WORK REQUIRED: List the lines of this listing that hold the word "page".

DATA ROWS:
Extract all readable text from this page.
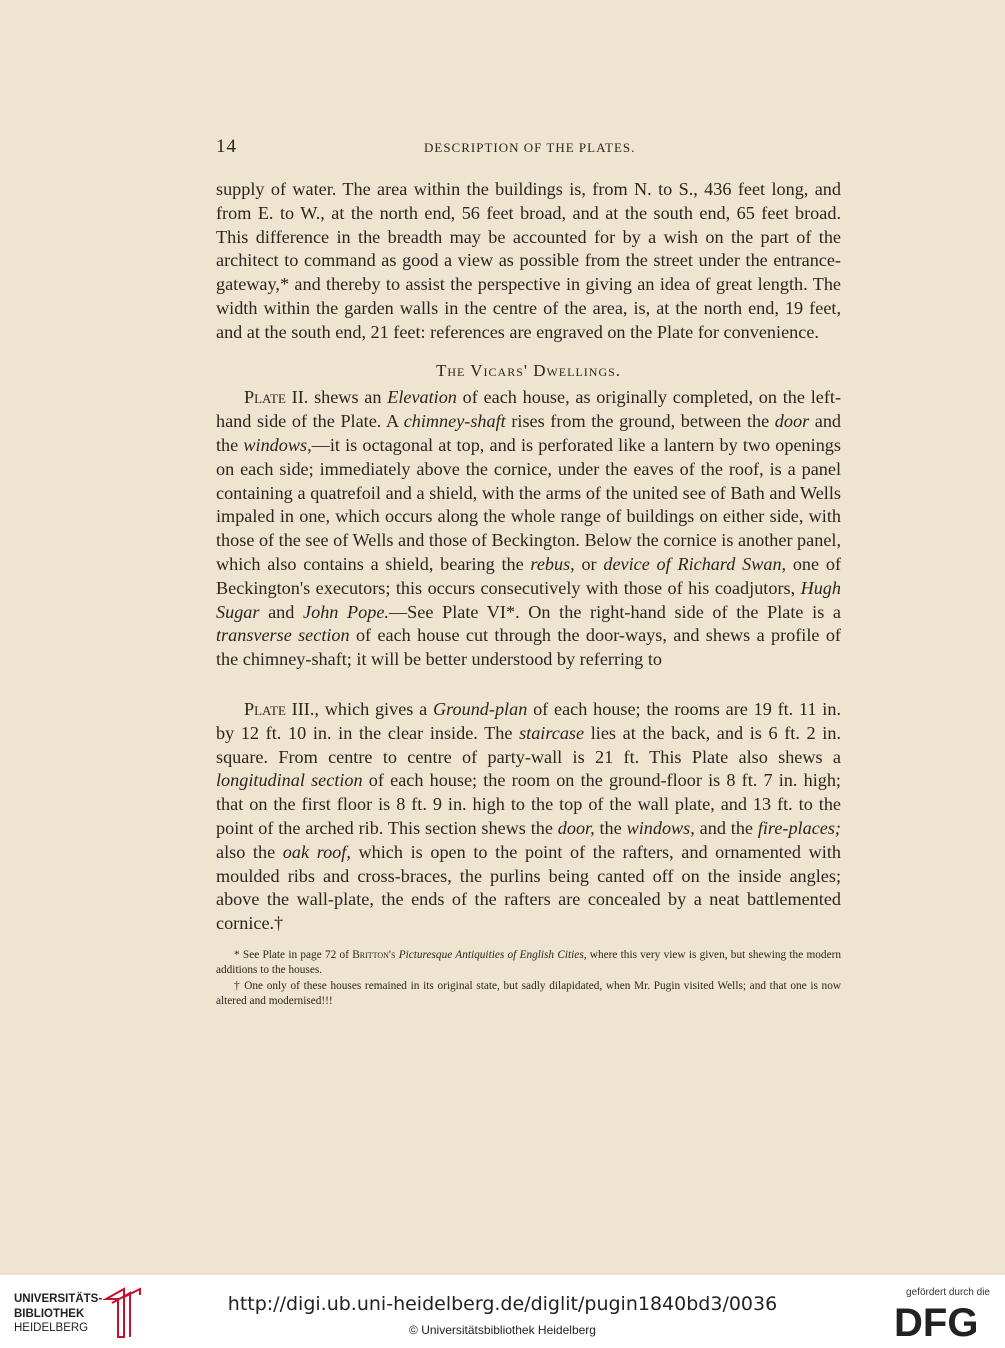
14	DESCRIPTION OF THE PLATES.

supply of water. The area within the buildings is, from N. to S., 436 feet long, and from E. to W., at the north end, 56 feet broad, and at the south end, 65 feet broad. This difference in the breadth may be accounted for by a wish on the part of the architect to command as good a view as possible from the street under the entrance-gateway,* and thereby to assist the perspective in giving an idea of great length. The width within the garden walls in the centre of the area, is, at the north end, 19 feet, and at the south end, 21 feet: references are engraved on the Plate for convenience.

The Vicars' Dwellings.

Plate II. shews an Elevation of each house, as originally completed, on the left-hand side of the Plate. A chimney-shaft rises from the ground, between the door and the windows,—it is octagonal at top, and is perforated like a lantern by two openings on each side; immediately above the cornice, under the eaves of the roof, is a panel containing a quatrefoil and a shield, with the arms of the united see of Bath and Wells impaled in one, which occurs along the whole range of buildings on either side, with those of the see of Wells and those of Beckington. Below the cornice is another panel, which also contains a shield, bearing the rebus, or device of Richard Swan, one of Beckington's executors; this occurs consecutively with those of his coadjutors, Hugh Sugar and John Pope.—See Plate VI*. On the right-hand side of the Plate is a transverse section of each house cut through the door-ways, and shews a profile of the chimney-shaft; it will be better understood by referring to

Plate III., which gives a Ground-plan of each house; the rooms are 19 ft. 11 in. by 12 ft. 10 in. in the clear inside. The staircase lies at the back, and is 6 ft. 2 in. square. From centre to centre of party-wall is 21 ft. This Plate also shews a longitudinal section of each house; the room on the ground-floor is 8 ft. 7 in. high; that on the first floor is 8 ft. 9 in. high to the top of the wall plate, and 13 ft. to the point of the arched rib. This section shews the door, the windows, and the fire-places; also the oak roof, which is open to the point of the rafters, and ornamented with moulded ribs and cross-braces, the purlins being canted off on the inside angles; above the wall-plate, the ends of the rafters are concealed by a neat battlemented cornice.†

* See Plate in page 72 of Britton's Picturesque Antiquities of English Cities, where this very view is given, but shewing the modern additions to the houses.

† One only of these houses remained in its original state, but sadly dilapidated, when Mr. Pugin visited Wells; and that one is now altered and modernised!!!

UNIVERSITÄTS-
BIBLIOTHEK
HEIDELBERG
http://digi.ub.uni-heidelberg.de/diglit/pugin1840bd3/0036
© Universitätsbibliothek Heidelberg
gefördert durch die
DFG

ANSWER TO THIS PROBLEM:
Extract all readable text from this page.
* See Plate in page 72 of Britton's Picturesque Antiquities of English Cities, where this very view is given, but shewing the modern additions to the houses.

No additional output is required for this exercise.